■ Problem details
In your copy, include every line of the listing below exactly but none of the pictures.

■ The data
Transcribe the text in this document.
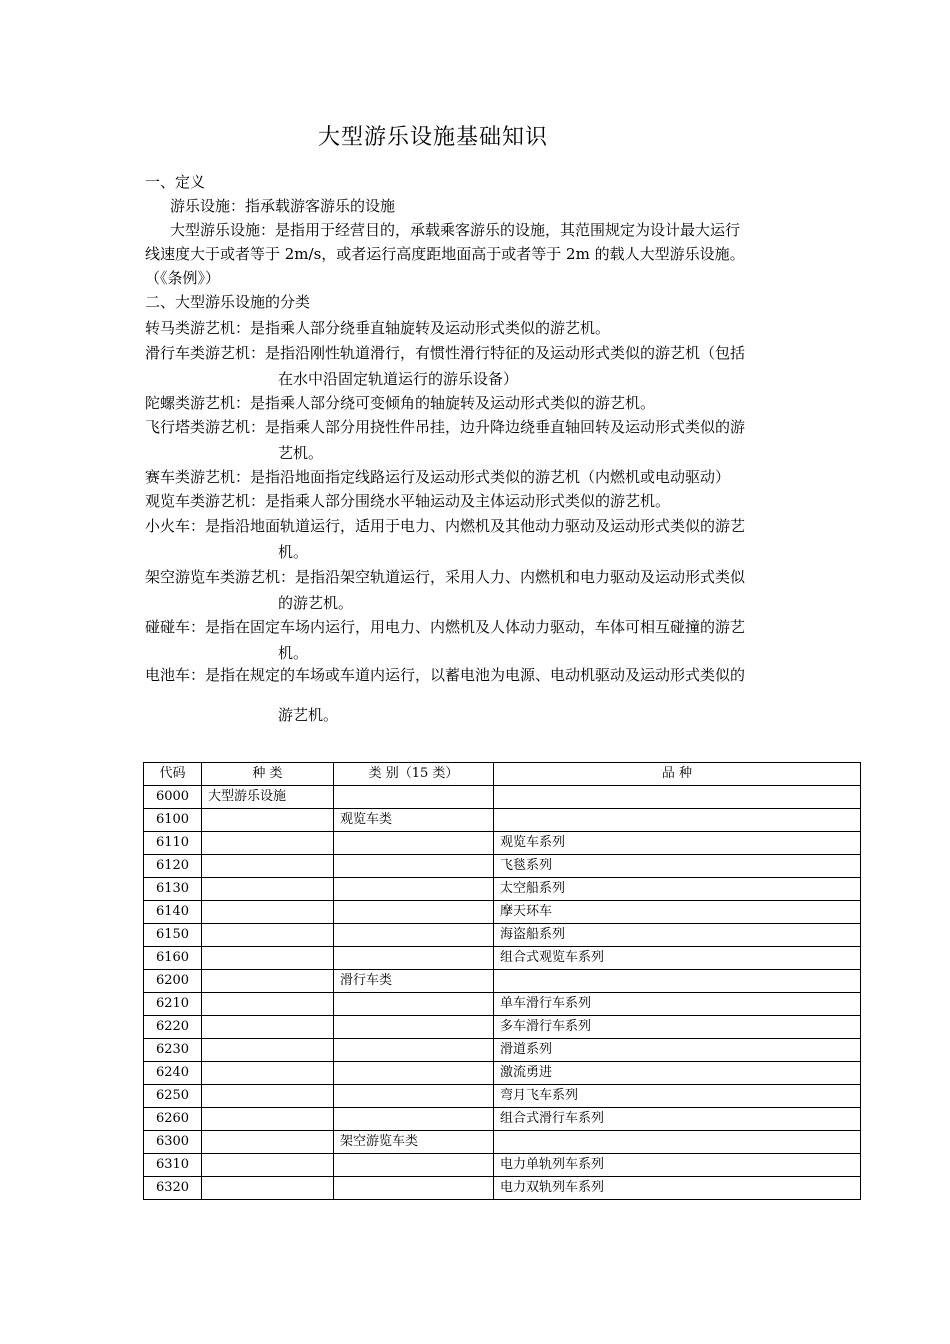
大型游乐设施基础知识
一、定义
游乐设施：指承载游客游乐的设施
大型游乐设施：是指用于经营目的，承载乘客游乐的设施，其范围规定为设计最大运行
线速度大于或者等于 2m/s，或者运行高度距地面高于或者等于 2m 的载人大型游乐设施。
（《条例》）
二、大型游乐设施的分类
转马类游艺机：是指乘人部分绕垂直轴旋转及运动形式类似的游艺机。
滑行车类游艺机：是指沿刚性轨道滑行，有惯性滑行特征的及运动形式类似的游艺机（包括
在水中沿固定轨道运行的游乐设备）
陀螺类游艺机：是指乘人部分绕可变倾角的轴旋转及运动形式类似的游艺机。
飞行塔类游艺机：是指乘人部分用挠性件吊挂，边升降边绕垂直轴回转及运动形式类似的游
艺机。
赛车类游艺机：是指沿地面指定线路运行及运动形式类似的游艺机（内燃机或电动驱动）
观览车类游艺机：是指乘人部分围绕水平轴运动及主体运动形式类似的游艺机。
小火车：是指沿地面轨道运行，适用于电力、内燃机及其他动力驱动及运动形式类似的游艺
机。
架空游览车类游艺机：是指沿架空轨道运行，采用人力、内燃机和电力驱动及运动形式类似
的游艺机。
碰碰车：是指在固定车场内运行，用电力、内燃机及人体动力驱动，车体可相互碰撞的游艺
机。
电池车：是指在规定的车场或车道内运行，以蓄电池为电源、电动机驱动及运动形式类似的
游艺机。
代码	种 类	类 别（15 类）	品 种
6000	大型游乐设施		
6100		观览车类	
6110			观览车系列
6120			飞毯系列
6130			太空船系列
6140			摩天环车
6150			海盗船系列
6160			组合式观览车系列
6200		滑行车类	
6210			单车滑行车系列
6220			多车滑行车系列
6230			滑道系列
6240			激流勇进
6250			弯月飞车系列
6260			组合式滑行车系列
6300		架空游览车类	
6310			电力单轨列车系列
6320			电力双轨列车系列
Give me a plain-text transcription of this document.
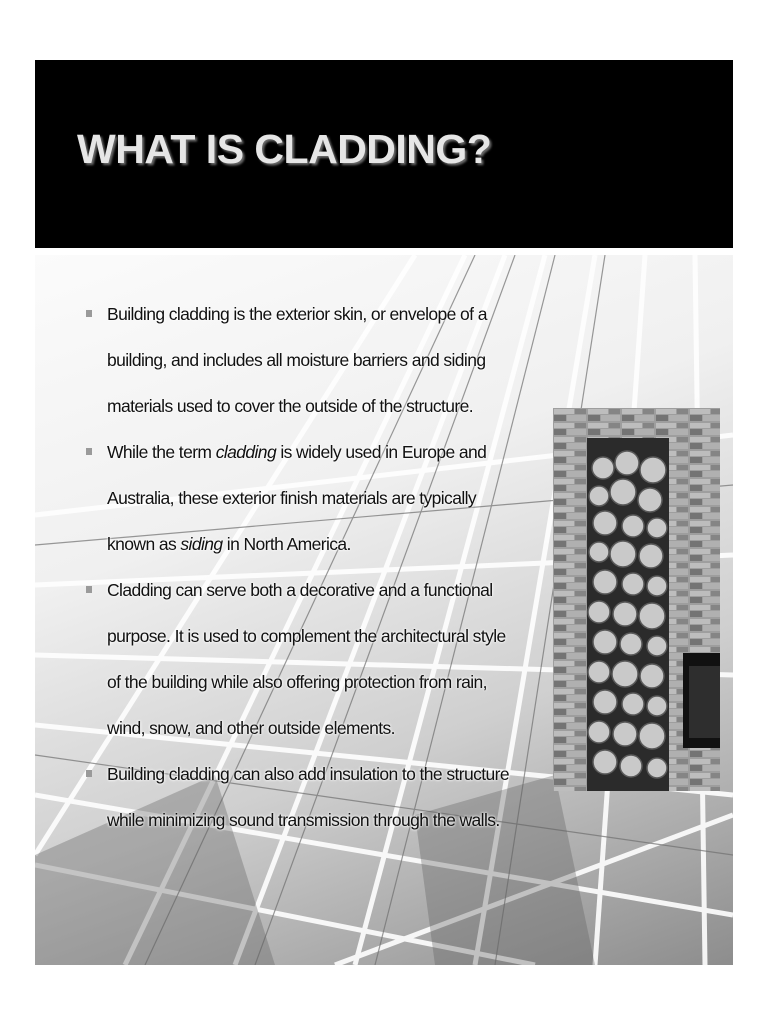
WHAT IS CLADDING?
Building cladding is the exterior skin, or envelope of a building, and includes all moisture barriers and siding materials used to cover the outside of the structure.
While the term cladding is widely used in Europe and Australia, these exterior finish materials are typically known as siding in North America.
Cladding can serve both a decorative and a functional purpose. It is used to complement the architectural style of the building while also offering protection from rain, wind, snow, and other outside elements.
Building cladding can also add insulation to the structure while minimizing sound transmission through the walls.
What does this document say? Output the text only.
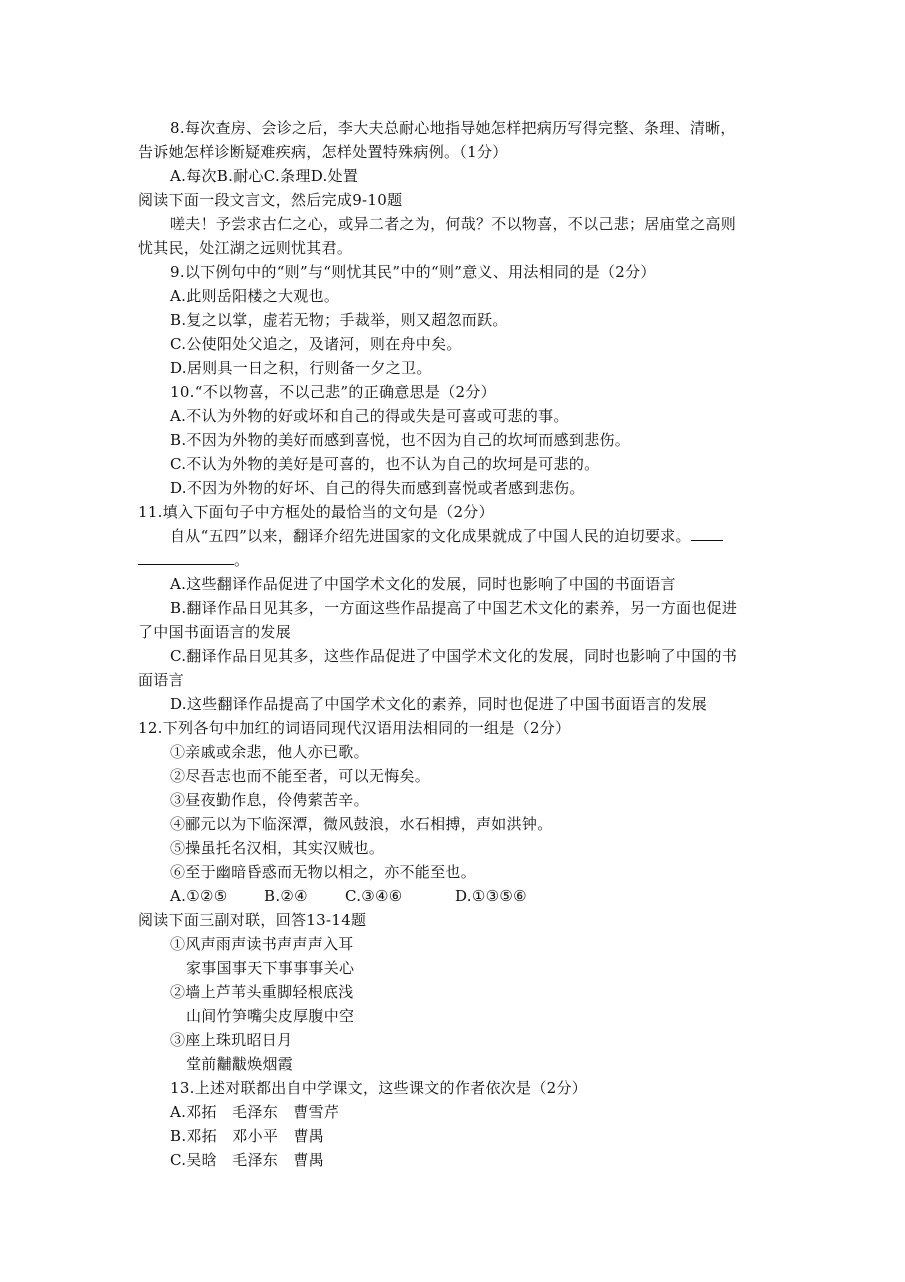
8.每次查房、会诊之后，李大夫总耐心地指导她怎样把病历写得完整、条理、清晰，
告诉她怎样诊断疑难疾病，怎样处置特殊病例。（1分）
A.每次B.耐心C.条理D.处置
阅读下面一段文言文，然后完成9-10题
嗟夫！予尝求古仁之心，或异二者之为，何哉？不以物喜，不以己悲；居庙堂之高则
忧其民，处江湖之远则忧其君。
9.以下例句中的“则”与“则忧其民”中的“则”意义、用法相同的是（2分）
A.此则岳阳楼之大观也。
B.复之以掌，虚若无物；手裁举，则又超忽而跃。
C.公使阳处父追之，及诸河，则在舟中矣。
D.居则具一日之积，行则备一夕之卫。
10.“不以物喜，不以己悲”的正确意思是（2分）
A.不认为外物的好或坏和自己的得或失是可喜或可悲的事。
B.不因为外物的美好而感到喜悦，也不因为自己的坎坷而感到悲伤。
C.不认为外物的美好是可喜的，也不认为自己的坎坷是可悲的。
D.不因为外物的好坏、自己的得失而感到喜悦或者感到悲伤。
11.填入下面句子中方框处的最恰当的文句是（2分）
自从“五四”以来，翻译介绍先进国家的文化成果就成了中国人民的迫切要求。
。
A.这些翻译作品促进了中国学术文化的发展，同时也影响了中国的书面语言
B.翻译作品日见其多，一方面这些作品提高了中国艺术文化的素养，另一方面也促进
了中国书面语言的发展
C.翻译作品日见其多，这些作品促进了中国学术文化的发展，同时也影响了中国的书
面语言
D.这些翻译作品提高了中国学术文化的素养，同时也促进了中国书面语言的发展
12.下列各句中加红的词语同现代汉语用法相同的一组是（2分）
①亲戚或余悲，他人亦已歌。
②尽吾志也而不能至者，可以无悔矣。
③昼夜勤作息，伶俜萦苦辛。
④郦元以为下临深潭，微风鼓浪，水石相搏，声如洪钟。
⑤操虽托名汉相，其实汉贼也。
⑥至于幽暗昏惑而无物以相之，亦不能至也。
A.①②⑤ B.②④ C.③④⑥	D.①③⑤⑥
阅读下面三副对联，回答13-14题
①风声雨声读书声声声入耳
家事国事天下事事事关心
②墙上芦苇头重脚轻根底浅
山间竹笋嘴尖皮厚腹中空
③座上珠玑昭日月
堂前黼黻焕烟霞
13.上述对联都出自中学课文，这些课文的作者依次是（2分）
A.邓拓　毛泽东　曹雪芹
B.邓拓　邓小平　曹禺
C.吴晗　毛泽东　曹禺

■ Output for this exercise
Transcribe the text in this document.
大型游乐设施基础知识
一、定义
游乐设施：指承载游客游乐的设施
大型游乐设施：是指用于经营目的，承载乘客游乐的设施，其范围规定为设计最大运行
线速度大于或者等于 2m/s，或者运行高度距地面高于或者等于 2m 的载人大型游乐设施。
（《条例》）
二、大型游乐设施的分类
转马类游艺机：是指乘人部分绕垂直轴旋转及运动形式类似的游艺机。
滑行车类游艺机：是指沿刚性轨道滑行，有惯性滑行特征的及运动形式类似的游艺机（包括
在水中沿固定轨道运行的游乐设备）
陀螺类游艺机：是指乘人部分绕可变倾角的轴旋转及运动形式类似的游艺机。
飞行塔类游艺机：是指乘人部分用挠性件吊挂，边升降边绕垂直轴回转及运动形式类似的游
艺机。
赛车类游艺机：是指沿地面指定线路运行及运动形式类似的游艺机（内燃机或电动驱动）
观览车类游艺机：是指乘人部分围绕水平轴运动及主体运动形式类似的游艺机。
小火车：是指沿地面轨道运行，适用于电力、内燃机及其他动力驱动及运动形式类似的游艺
机。
架空游览车类游艺机：是指沿架空轨道运行，采用人力、内燃机和电力驱动及运动形式类似
的游艺机。
碰碰车：是指在固定车场内运行，用电力、内燃机及人体动力驱动，车体可相互碰撞的游艺
机。
电池车：是指在规定的车场或车道内运行，以蓄电池为电源、电动机驱动及运动形式类似的
游艺机。
代码	种 类	类 别（15 类）	品 种
6000	大型游乐设施		
6100		观览车类	
6110			观览车系列
6120			飞毯系列
6130			太空船系列
6140			摩天环车
6150			海盗船系列
6160			组合式观览车系列
6200		滑行车类	
6210			单车滑行车系列
6220			多车滑行车系列
6230			滑道系列
6240			激流勇进
6250			弯月飞车系列
6260			组合式滑行车系列
6300		架空游览车类	
6310			电力单轨列车系列
6320			电力双轨列车系列
Give me a plain-text transcription of this document.
WHAT IS CLADDING?
Building cladding is the exterior skin, or envelope of a building, and includes all moisture barriers and siding materials used to cover the outside of the structure.
While the term cladding is widely used in Europe and Australia, these exterior finish materials are typically known as siding in North America.
Cladding can serve both a decorative and a functional purpose. It is used to complement the architectural style of the building while also offering protection from rain, wind, snow, and other outside elements.
Building cladding can also add insulation to the structure while minimizing sound transmission through the walls.
What does this document say? Output the text only.
8.每次查房、会诊之后，李大夫总耐心地指导她怎样把病历写得完整、条理、清晰，
告诉她怎样诊断疑难疾病，怎样处置特殊病例。（1分）
A.每次B.耐心C.条理D.处置
阅读下面一段文言文，然后完成9-10题
嗟夫！予尝求古仁之心，或异二者之为，何哉？不以物喜，不以己悲；居庙堂之高则
忧其民，处江湖之远则忧其君。
9.以下例句中的“则”与“则忧其民”中的“则”意义、用法相同的是（2分）
A.此则岳阳楼之大观也。
B.复之以掌，虚若无物；手裁举，则又超忽而跃。
C.公使阳处父追之，及诸河，则在舟中矣。
D.居则具一日之积，行则备一夕之卫。
10.“不以物喜，不以己悲”的正确意思是（2分）
A.不认为外物的好或坏和自己的得或失是可喜或可悲的事。
B.不因为外物的美好而感到喜悦，也不因为自己的坎坷而感到悲伤。
C.不认为外物的美好是可喜的，也不认为自己的坎坷是可悲的。
D.不因为外物的好坏、自己的得失而感到喜悦或者感到悲伤。
11.填入下面句子中方框处的最恰当的文句是（2分）
自从“五四”以来，翻译介绍先进国家的文化成果就成了中国人民的迫切要求。
。
A.这些翻译作品促进了中国学术文化的发展，同时也影响了中国的书面语言
B.翻译作品日见其多，一方面这些作品提高了中国艺术文化的素养，另一方面也促进
了中国书面语言的发展
C.翻译作品日见其多，这些作品促进了中国学术文化的发展，同时也影响了中国的书
面语言
D.这些翻译作品提高了中国学术文化的素养，同时也促进了中国书面语言的发展
12.下列各句中加红的词语同现代汉语用法相同的一组是（2分）
①亲戚或余悲，他人亦已歌。
②尽吾志也而不能至者，可以无悔矣。
③昼夜勤作息，伶俜萦苦辛。
④郦元以为下临深潭，微风鼓浪，水石相搏，声如洪钟。
⑤操虽托名汉相，其实汉贼也。
⑥至于幽暗昏惑而无物以相之，亦不能至也。
A.①②⑤ B.②④ C.③④⑥	D.①③⑤⑥
阅读下面三副对联，回答13-14题
①风声雨声读书声声声入耳
家事国事天下事事事关心
②墙上芦苇头重脚轻根底浅
山间竹笋嘴尖皮厚腹中空
③座上珠玑昭日月
堂前黼黻焕烟霞
13.上述对联都出自中学课文，这些课文的作者依次是（2分）
A.邓拓　毛泽东　曹雪芹
B.邓拓　邓小平　曹禺
C.吴晗　毛泽东　曹禺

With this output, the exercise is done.